- CHALLENGE 1 -
Which Bible verse does the Greenwood Cemetery text say is inscribed on Fred Weeks's mausoleum?

** Begin PROVIDED TEXT **

Greenwood Cemetery in Orlando, Florida

Greenwood Cemetery

Orlando, Florida · Est. 1880

In Brief

The figure tour guides see most often at Orlando's Greenwood Cemetery is Fred Weeks, standing in front of his own mausoleum. He built it as a monument to the men who swindled him, and the story goes that even sealed inside, he never stopped guarding their names.

The Full Story

The figure tour guides see most often at Greenwood Cemetery in Orlando stands in front of his own tomb, keeping watch. They say it's Fred Weeks — and the thing he's watching is a grudge he carried into the ground.

Weeks was an Englishman, swindled in the late 1800s by local attorneys who sold him land that turned out to be half useless swamp. He did not let it go. He carved a Bible verse about thieves into a stone at the cemetery entrance, and beneath it, the names of the men who had cheated him. They returned his money to kill the bad publicity. It didn't satisfy him. Around 1910 he bought a plot and built a mausoleum by hand, inscribed with Luke 10:30 — "A certain man went down from Jerusalem to Jericho, and fell among thieves" — aimed squarely at the same men.

** End PROVIDED TEXT **
** Begin INFORMATION PROVIDED **

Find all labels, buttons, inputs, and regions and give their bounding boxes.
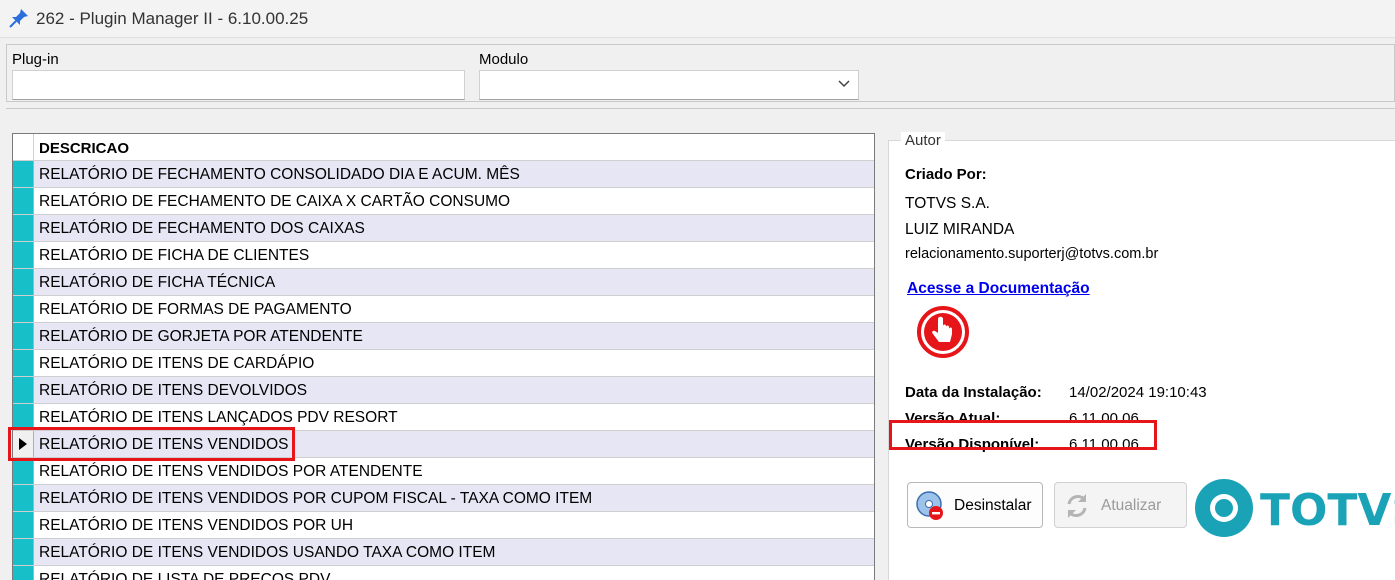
table-row[interactable]: RELATÓRIO DE ITENS VENDIDOS USANDO TAXA … <box>13 539 874 566</box>
row-indicator[interactable] <box>13 485 34 511</box>
documentation-link[interactable]: Acesse a Documentação <box>907 280 1090 298</box>
author-group: Autor Criado Por: TOTVS S.A. LUIZ MIRAND… <box>888 132 1395 580</box>
table-row[interactable]: RELATÓRIO DE ITENS VENDIDOS POR CUPOM FI… <box>13 485 874 512</box>
modulo-select[interactable] <box>479 70 859 100</box>
author-company: TOTVS S.A. <box>905 195 990 212</box>
table-row[interactable]: RELATÓRIO DE GORJETA POR ATENDENTE <box>13 323 874 350</box>
row-indicator[interactable] <box>13 404 34 430</box>
row-indicator[interactable] <box>13 458 34 484</box>
author-legend: Autor <box>901 132 945 149</box>
plugin-grid[interactable]: DESCRICAO RELATÓRIO DE FECHAMENTO CONSOL… <box>12 133 875 580</box>
table-row[interactable]: RELATÓRIO DE FICHA TÉCNICA <box>13 269 874 296</box>
row-description: RELATÓRIO DE FECHAMENTO DE CAIXA X CARTÃ… <box>39 193 511 210</box>
install-date-label: Data da Instalação: <box>905 384 1042 401</box>
update-label: Atualizar <box>1101 497 1162 514</box>
row-description: RELATÓRIO DE LISTA DE PREÇOS PDV <box>39 571 331 580</box>
grid-header: DESCRICAO <box>13 134 874 161</box>
row-indicator[interactable] <box>13 188 34 214</box>
row-description: RELATÓRIO DE ITENS VENDIDOS USANDO TAXA … <box>39 544 496 561</box>
row-indicator[interactable] <box>13 350 34 376</box>
row-description: RELATÓRIO DE FORMAS DE PAGAMENTO <box>39 301 352 318</box>
uninstall-label: Desinstalar <box>954 497 1032 514</box>
row-indicator[interactable] <box>13 269 34 295</box>
update-button[interactable]: Atualizar <box>1054 482 1187 528</box>
plugin-label: Plug-in <box>12 51 59 68</box>
table-row[interactable]: RELATÓRIO DE ITENS DE CARDÁPIO <box>13 350 874 377</box>
row-indicator[interactable] <box>13 377 34 403</box>
row-description: RELATÓRIO DE FICHA DE CLIENTES <box>39 247 310 264</box>
table-row[interactable]: RELATÓRIO DE FORMAS DE PAGAMENTO <box>13 296 874 323</box>
table-row[interactable]: RELATÓRIO DE ITENS VENDIDOS POR UH <box>13 512 874 539</box>
table-row[interactable]: RELATÓRIO DE ITENS VENDIDOS <box>13 431 874 458</box>
available-version-value: 6.11.00.06 <box>1069 436 1139 453</box>
row-indicator[interactable] <box>13 323 34 349</box>
row-indicator[interactable] <box>13 512 34 538</box>
details-panel: Autor Criado Por: TOTVS S.A. LUIZ MIRAND… <box>876 132 1395 580</box>
row-description: RELATÓRIO DE ITENS DE CARDÁPIO <box>39 355 315 372</box>
row-indicator[interactable] <box>13 566 34 580</box>
row-description: RELATÓRIO DE ITENS VENDIDOS POR ATENDENT… <box>39 463 423 480</box>
column-header-descricao[interactable]: DESCRICAO <box>39 140 129 157</box>
row-description: RELATÓRIO DE FICHA TÉCNICA <box>39 274 276 291</box>
table-row[interactable]: RELATÓRIO DE ITENS LANÇADOS PDV RESORT <box>13 404 874 431</box>
current-version-row: Versão Atual: 6.11.00.06 <box>905 410 1139 427</box>
table-row[interactable]: RELATÓRIO DE FECHAMENTO CONSOLIDADO DIA … <box>13 161 874 188</box>
table-row[interactable]: RELATÓRIO DE FECHAMENTO DE CAIXA X CARTÃ… <box>13 188 874 215</box>
header-indicator-cell <box>13 134 34 161</box>
uninstall-disc-icon <box>916 491 943 520</box>
row-description: RELATÓRIO DE ITENS DEVOLVIDOS <box>39 382 308 399</box>
plugin-manager-window: Plug-in Modulo DESCRICAO RELATÓRIO DE FE… <box>0 38 1395 580</box>
author-email: relacionamento.suporterj@totvs.com.br <box>905 246 1159 262</box>
available-version-row: Versão Disponível: 6.11.00.06 <box>905 436 1139 453</box>
window-title: 262 - Plugin Manager II - 6.10.00.25 <box>36 9 309 28</box>
row-indicator[interactable] <box>13 242 34 268</box>
totvs-logo: TOTVS <box>1195 479 1395 537</box>
totvs-logo-text: TOTVS <box>1260 485 1395 536</box>
row-description: RELATÓRIO DE FECHAMENTO CONSOLIDADO DIA … <box>39 166 520 183</box>
row-description: RELATÓRIO DE FECHAMENTO DOS CAIXAS <box>39 220 365 237</box>
table-row[interactable]: RELATÓRIO DE LISTA DE PREÇOS PDV <box>13 566 874 580</box>
row-description: RELATÓRIO DE ITENS VENDIDOS POR CUPOM FI… <box>39 490 593 507</box>
title-bar: 262 - Plugin Manager II - 6.10.00.25 <box>0 0 1395 38</box>
row-description: RELATÓRIO DE ITENS LANÇADOS PDV RESORT <box>39 409 398 426</box>
uninstall-button[interactable]: Desinstalar <box>907 482 1043 528</box>
author-name: LUIZ MIRANDA <box>905 221 1015 238</box>
row-indicator[interactable] <box>13 161 34 187</box>
chevron-down-icon[interactable] <box>836 75 852 91</box>
separator <box>6 108 1395 130</box>
row-indicator[interactable] <box>13 539 34 565</box>
pin-icon <box>9 9 28 28</box>
current-version-value: 6.11.00.06 <box>1069 410 1139 427</box>
refresh-icon <box>1067 494 1087 518</box>
table-row[interactable]: RELATÓRIO DE FECHAMENTO DOS CAIXAS <box>13 215 874 242</box>
row-description: RELATÓRIO DE GORJETA POR ATENDENTE <box>39 328 363 345</box>
table-row[interactable]: RELATÓRIO DE ITENS DEVOLVIDOS <box>13 377 874 404</box>
row-indicator[interactable] <box>13 215 34 241</box>
current-row-indicator[interactable] <box>13 431 34 457</box>
current-row-arrow-icon <box>19 438 27 450</box>
available-version-label: Versão Disponível: <box>905 436 1040 453</box>
plugin-search-input[interactable] <box>12 70 465 100</box>
install-date-row: Data da Instalação: 14/02/2024 19:10:43 <box>905 384 1207 401</box>
table-row[interactable]: RELATÓRIO DE ITENS VENDIDOS POR ATENDENT… <box>13 458 874 485</box>
row-description: RELATÓRIO DE ITENS VENDIDOS <box>39 436 289 453</box>
row-indicator[interactable] <box>13 296 34 322</box>
current-version-label: Versão Atual: <box>905 410 1001 427</box>
install-date-value: 14/02/2024 19:10:43 <box>1069 384 1207 401</box>
table-row[interactable]: RELATÓRIO DE FICHA DE CLIENTES <box>13 242 874 269</box>
modulo-label: Modulo <box>479 51 529 68</box>
pointing-hand-icon[interactable] <box>916 305 970 359</box>
created-by-label: Criado Por: <box>905 166 987 183</box>
row-description: RELATÓRIO DE ITENS VENDIDOS POR UH <box>39 517 354 534</box>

** End INFORMATION PROVIDED **

- CHALLENGE 2 -
Put the lines of the records from the one containing "table-row[interactable]: RELATÓRIO DE ITENS VENDIDOS USANDO" through the one containing "author-company: TOTVS S.A.", inclusive, into a Markdown table with the columns n and Line, skipping any blank lines.

- EXERCISE OUTPUT 1 -
Luke 10:30

- EXERCISE OUTPUT 2 -
| n | Line |
|---|---|
| 1 | table-row[interactable]: RELATÓRIO DE ITENS VENDIDOS USANDO TAXA … <box>13 539 874 566</box> |
| 2 | row-indicator[interactable] <box>13 485 34 511</box> |
| 3 | documentation-link[interactable]: Acesse a Documentação <box>907 280 1090 298</box> |
| 4 | author-group: Autor Criado Por: TOTVS S.A. LUIZ MIRAND… <box>888 132 1395 580</box> |
| 5 | table-row[interactable]: RELATÓRIO DE ITENS VENDIDOS POR CUPOM FI… <box>13 485 874 512</box> |
| 6 | modulo-select[interactable] <box>479 70 859 100</box> |
| 7 | author-company: TOTVS S.A. <box>905 195 990 212</box> |